→ **The task**
Return the rows from the first one through the line containing "panel background: footer: [0, 2351, 410, 2576]", repeating each line character for character with nothing changed.

╭──

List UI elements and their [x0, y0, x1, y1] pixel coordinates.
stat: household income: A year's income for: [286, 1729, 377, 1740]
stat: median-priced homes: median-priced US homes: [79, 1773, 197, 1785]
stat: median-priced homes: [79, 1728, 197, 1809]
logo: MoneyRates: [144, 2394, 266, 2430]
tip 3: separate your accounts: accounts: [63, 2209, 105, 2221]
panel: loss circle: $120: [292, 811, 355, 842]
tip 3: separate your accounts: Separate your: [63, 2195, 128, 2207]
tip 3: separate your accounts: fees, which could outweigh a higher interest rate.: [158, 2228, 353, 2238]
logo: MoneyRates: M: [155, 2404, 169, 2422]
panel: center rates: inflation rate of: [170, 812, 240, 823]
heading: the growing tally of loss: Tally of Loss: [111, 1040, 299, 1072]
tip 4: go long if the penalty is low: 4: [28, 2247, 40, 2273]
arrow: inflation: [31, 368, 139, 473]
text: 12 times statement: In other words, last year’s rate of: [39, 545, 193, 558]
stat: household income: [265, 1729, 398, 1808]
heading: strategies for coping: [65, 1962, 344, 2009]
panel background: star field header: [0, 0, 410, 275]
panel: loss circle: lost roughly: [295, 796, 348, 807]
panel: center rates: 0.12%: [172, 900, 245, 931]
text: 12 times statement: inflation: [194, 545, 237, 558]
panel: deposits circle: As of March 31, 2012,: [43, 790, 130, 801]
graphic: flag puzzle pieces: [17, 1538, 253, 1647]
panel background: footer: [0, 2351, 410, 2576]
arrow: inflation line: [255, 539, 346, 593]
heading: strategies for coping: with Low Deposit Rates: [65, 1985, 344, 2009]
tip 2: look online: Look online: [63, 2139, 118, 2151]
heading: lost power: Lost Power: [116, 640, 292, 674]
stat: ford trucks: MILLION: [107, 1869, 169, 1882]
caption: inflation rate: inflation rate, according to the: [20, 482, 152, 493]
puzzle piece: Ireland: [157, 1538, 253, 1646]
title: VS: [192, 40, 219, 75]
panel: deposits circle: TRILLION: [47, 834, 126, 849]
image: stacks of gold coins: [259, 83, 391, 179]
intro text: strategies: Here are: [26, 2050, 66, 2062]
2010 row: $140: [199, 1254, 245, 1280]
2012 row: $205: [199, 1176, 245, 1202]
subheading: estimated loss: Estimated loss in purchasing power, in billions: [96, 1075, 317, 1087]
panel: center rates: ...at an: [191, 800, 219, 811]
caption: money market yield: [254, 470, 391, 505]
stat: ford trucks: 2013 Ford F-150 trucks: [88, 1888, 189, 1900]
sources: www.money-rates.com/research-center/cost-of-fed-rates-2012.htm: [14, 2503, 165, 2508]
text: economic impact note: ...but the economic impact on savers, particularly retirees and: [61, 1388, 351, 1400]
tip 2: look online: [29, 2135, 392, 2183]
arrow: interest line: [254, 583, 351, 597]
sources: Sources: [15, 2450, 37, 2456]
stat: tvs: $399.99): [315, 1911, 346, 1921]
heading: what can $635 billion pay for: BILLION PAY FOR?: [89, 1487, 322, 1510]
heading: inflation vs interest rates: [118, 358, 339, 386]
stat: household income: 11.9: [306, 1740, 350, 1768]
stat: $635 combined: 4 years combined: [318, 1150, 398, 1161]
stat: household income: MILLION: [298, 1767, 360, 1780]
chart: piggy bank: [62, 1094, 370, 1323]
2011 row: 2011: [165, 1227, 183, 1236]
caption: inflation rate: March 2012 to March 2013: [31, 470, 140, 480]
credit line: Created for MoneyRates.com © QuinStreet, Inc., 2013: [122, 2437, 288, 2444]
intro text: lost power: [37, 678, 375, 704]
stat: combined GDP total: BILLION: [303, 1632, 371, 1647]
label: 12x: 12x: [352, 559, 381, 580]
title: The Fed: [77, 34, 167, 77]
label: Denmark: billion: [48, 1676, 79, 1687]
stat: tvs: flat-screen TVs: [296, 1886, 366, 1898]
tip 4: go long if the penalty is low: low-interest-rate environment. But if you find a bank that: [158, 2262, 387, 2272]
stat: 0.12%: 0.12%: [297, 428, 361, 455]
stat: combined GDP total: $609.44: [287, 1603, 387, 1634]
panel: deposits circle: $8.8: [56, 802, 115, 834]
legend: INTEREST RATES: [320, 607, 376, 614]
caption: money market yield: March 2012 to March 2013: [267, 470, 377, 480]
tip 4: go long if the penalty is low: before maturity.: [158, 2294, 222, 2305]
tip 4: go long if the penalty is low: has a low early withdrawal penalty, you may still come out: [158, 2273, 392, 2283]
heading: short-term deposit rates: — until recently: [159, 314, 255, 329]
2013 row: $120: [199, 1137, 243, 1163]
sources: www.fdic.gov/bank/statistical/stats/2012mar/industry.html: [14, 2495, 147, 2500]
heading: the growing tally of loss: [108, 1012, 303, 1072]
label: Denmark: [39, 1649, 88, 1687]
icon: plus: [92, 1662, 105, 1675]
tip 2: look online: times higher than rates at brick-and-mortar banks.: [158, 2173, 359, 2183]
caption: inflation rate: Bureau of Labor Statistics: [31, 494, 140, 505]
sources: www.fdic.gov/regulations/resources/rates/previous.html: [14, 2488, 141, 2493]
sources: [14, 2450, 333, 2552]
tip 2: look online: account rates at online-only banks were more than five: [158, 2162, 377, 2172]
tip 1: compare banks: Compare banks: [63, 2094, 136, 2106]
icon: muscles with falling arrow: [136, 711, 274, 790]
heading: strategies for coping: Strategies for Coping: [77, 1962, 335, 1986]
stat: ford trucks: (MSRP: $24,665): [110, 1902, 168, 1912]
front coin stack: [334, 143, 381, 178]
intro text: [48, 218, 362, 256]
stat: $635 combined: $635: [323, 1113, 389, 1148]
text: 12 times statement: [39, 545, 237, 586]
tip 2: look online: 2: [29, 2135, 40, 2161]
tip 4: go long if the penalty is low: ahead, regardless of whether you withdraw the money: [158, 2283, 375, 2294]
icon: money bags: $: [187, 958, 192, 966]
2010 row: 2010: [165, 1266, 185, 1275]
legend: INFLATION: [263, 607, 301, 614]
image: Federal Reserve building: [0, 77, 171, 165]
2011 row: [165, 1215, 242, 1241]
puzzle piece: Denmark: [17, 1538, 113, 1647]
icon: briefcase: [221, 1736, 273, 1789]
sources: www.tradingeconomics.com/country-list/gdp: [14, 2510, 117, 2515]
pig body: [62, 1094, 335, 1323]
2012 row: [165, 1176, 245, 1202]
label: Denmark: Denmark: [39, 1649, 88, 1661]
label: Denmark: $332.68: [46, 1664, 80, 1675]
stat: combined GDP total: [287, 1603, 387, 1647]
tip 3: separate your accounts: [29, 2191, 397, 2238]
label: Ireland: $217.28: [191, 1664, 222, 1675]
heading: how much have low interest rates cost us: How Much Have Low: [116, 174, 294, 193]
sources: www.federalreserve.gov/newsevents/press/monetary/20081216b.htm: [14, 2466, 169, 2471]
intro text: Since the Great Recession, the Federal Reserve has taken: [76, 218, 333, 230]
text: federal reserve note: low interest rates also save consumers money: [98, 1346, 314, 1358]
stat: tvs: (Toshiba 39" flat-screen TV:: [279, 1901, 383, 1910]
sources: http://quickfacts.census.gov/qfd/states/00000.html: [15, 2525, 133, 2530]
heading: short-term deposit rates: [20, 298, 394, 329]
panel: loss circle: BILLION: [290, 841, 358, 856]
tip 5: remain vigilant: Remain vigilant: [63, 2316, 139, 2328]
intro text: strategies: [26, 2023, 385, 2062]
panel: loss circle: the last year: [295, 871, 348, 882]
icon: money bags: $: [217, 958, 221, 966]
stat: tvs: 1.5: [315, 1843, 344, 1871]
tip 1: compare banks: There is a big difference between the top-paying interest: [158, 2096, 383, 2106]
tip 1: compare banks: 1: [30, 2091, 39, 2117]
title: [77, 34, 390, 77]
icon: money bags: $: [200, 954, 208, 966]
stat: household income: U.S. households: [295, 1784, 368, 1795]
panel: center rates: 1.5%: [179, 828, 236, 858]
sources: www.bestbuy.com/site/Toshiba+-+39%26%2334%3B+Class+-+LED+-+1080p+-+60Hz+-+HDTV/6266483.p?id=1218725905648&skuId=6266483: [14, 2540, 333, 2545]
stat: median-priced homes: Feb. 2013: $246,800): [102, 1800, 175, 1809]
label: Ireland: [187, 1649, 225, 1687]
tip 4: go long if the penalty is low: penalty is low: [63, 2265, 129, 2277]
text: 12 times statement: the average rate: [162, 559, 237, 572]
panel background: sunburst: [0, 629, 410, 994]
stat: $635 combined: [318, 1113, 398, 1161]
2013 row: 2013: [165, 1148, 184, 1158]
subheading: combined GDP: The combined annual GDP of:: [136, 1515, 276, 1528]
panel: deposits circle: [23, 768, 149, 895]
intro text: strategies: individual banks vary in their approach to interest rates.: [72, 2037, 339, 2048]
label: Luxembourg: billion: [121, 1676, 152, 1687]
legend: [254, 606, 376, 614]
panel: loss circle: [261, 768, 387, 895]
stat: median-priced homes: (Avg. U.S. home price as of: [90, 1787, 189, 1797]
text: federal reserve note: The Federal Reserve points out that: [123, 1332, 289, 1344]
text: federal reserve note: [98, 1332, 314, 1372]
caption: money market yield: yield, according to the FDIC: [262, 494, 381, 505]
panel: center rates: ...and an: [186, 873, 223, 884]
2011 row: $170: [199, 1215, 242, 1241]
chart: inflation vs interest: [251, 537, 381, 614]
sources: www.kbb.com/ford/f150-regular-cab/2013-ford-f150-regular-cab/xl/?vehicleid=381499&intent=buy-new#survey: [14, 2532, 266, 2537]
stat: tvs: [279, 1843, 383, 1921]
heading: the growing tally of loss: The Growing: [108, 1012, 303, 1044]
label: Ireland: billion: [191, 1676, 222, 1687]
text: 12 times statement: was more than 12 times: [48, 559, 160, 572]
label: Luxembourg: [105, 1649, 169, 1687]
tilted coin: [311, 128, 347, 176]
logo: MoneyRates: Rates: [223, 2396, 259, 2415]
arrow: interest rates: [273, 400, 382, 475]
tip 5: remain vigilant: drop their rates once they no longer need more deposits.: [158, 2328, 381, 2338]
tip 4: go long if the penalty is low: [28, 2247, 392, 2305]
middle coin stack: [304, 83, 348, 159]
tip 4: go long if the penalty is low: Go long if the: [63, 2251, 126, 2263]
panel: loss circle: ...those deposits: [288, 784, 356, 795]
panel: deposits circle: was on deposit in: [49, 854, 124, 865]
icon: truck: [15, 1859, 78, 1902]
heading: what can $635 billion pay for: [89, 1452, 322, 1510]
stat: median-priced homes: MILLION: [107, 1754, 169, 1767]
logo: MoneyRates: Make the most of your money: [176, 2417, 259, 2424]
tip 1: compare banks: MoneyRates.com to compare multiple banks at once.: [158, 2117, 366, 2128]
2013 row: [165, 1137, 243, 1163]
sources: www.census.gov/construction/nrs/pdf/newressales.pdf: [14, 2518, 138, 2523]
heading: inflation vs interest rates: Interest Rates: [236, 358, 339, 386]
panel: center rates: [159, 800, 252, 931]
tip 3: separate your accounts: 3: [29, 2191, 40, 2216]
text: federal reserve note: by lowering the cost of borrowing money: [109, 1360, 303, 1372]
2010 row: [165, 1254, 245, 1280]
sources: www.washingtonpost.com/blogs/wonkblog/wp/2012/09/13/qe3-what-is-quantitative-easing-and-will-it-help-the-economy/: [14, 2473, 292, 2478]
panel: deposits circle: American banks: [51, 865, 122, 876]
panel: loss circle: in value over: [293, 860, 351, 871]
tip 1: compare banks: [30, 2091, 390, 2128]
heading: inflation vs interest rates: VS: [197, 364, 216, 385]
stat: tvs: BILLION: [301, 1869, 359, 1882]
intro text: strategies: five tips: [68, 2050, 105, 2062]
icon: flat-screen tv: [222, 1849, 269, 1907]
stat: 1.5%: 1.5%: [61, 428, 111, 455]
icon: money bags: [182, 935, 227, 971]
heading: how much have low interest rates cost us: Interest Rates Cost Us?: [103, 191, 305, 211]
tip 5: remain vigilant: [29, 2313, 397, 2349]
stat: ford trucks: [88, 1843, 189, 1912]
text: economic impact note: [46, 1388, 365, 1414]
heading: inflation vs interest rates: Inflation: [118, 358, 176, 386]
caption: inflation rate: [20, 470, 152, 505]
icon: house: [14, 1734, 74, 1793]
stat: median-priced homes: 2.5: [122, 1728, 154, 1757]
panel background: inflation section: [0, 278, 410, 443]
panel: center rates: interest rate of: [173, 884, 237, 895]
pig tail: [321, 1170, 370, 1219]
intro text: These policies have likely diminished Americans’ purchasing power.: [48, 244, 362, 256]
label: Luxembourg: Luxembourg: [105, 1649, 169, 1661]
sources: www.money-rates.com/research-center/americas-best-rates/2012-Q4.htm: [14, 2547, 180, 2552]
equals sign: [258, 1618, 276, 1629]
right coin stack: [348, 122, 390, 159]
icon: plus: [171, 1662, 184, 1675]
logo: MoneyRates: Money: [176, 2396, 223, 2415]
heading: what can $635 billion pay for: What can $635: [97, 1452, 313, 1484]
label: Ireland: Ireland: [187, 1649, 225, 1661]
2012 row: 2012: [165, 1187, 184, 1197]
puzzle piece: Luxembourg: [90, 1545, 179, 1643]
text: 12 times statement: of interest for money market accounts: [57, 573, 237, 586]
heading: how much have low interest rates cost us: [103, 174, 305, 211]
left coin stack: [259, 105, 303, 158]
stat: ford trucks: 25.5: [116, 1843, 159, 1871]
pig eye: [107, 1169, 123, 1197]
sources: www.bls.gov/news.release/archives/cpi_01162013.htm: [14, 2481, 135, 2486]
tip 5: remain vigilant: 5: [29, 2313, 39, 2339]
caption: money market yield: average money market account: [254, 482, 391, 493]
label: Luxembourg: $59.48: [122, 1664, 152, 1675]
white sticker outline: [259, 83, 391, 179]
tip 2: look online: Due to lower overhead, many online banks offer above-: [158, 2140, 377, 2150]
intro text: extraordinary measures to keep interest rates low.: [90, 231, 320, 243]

╰──

→ **Solution to this problem**
List UI elements and their [x0, y0, x1, y1] pixel coordinates.
stat: household income: A year's income for: [286, 1729, 377, 1740]
stat: median-priced homes: median-priced US homes: [79, 1773, 197, 1785]
stat: median-priced homes: [79, 1728, 197, 1809]
logo: MoneyRates: [144, 2394, 266, 2430]
tip 3: separate your accounts: accounts: [63, 2209, 105, 2221]
panel: loss circle: $120: [292, 811, 355, 842]
tip 3: separate your accounts: Separate your: [63, 2195, 128, 2207]
tip 3: separate your accounts: fees, which could outweigh a higher interest rate.: [158, 2228, 353, 2238]
logo: MoneyRates: M: [155, 2404, 169, 2422]
panel: center rates: inflation rate of: [170, 812, 240, 823]
heading: the growing tally of loss: Tally of Loss: [111, 1040, 299, 1072]
tip 4: go long if the penalty is low: 4: [28, 2247, 40, 2273]
arrow: inflation: [31, 368, 139, 473]
text: 12 times statement: In other words, last year’s rate of: [39, 545, 193, 558]
stat: household income: [265, 1729, 398, 1808]
heading: strategies for coping: [65, 1962, 344, 2009]
panel background: star field header: [0, 0, 410, 275]
panel: loss circle: lost roughly: [295, 796, 348, 807]
panel: center rates: 0.12%: [172, 900, 245, 931]
text: 12 times statement: inflation: [194, 545, 237, 558]
panel: deposits circle: As of March 31, 2012,: [43, 790, 130, 801]
graphic: flag puzzle pieces: [17, 1538, 253, 1647]
panel background: footer: [0, 2351, 410, 2576]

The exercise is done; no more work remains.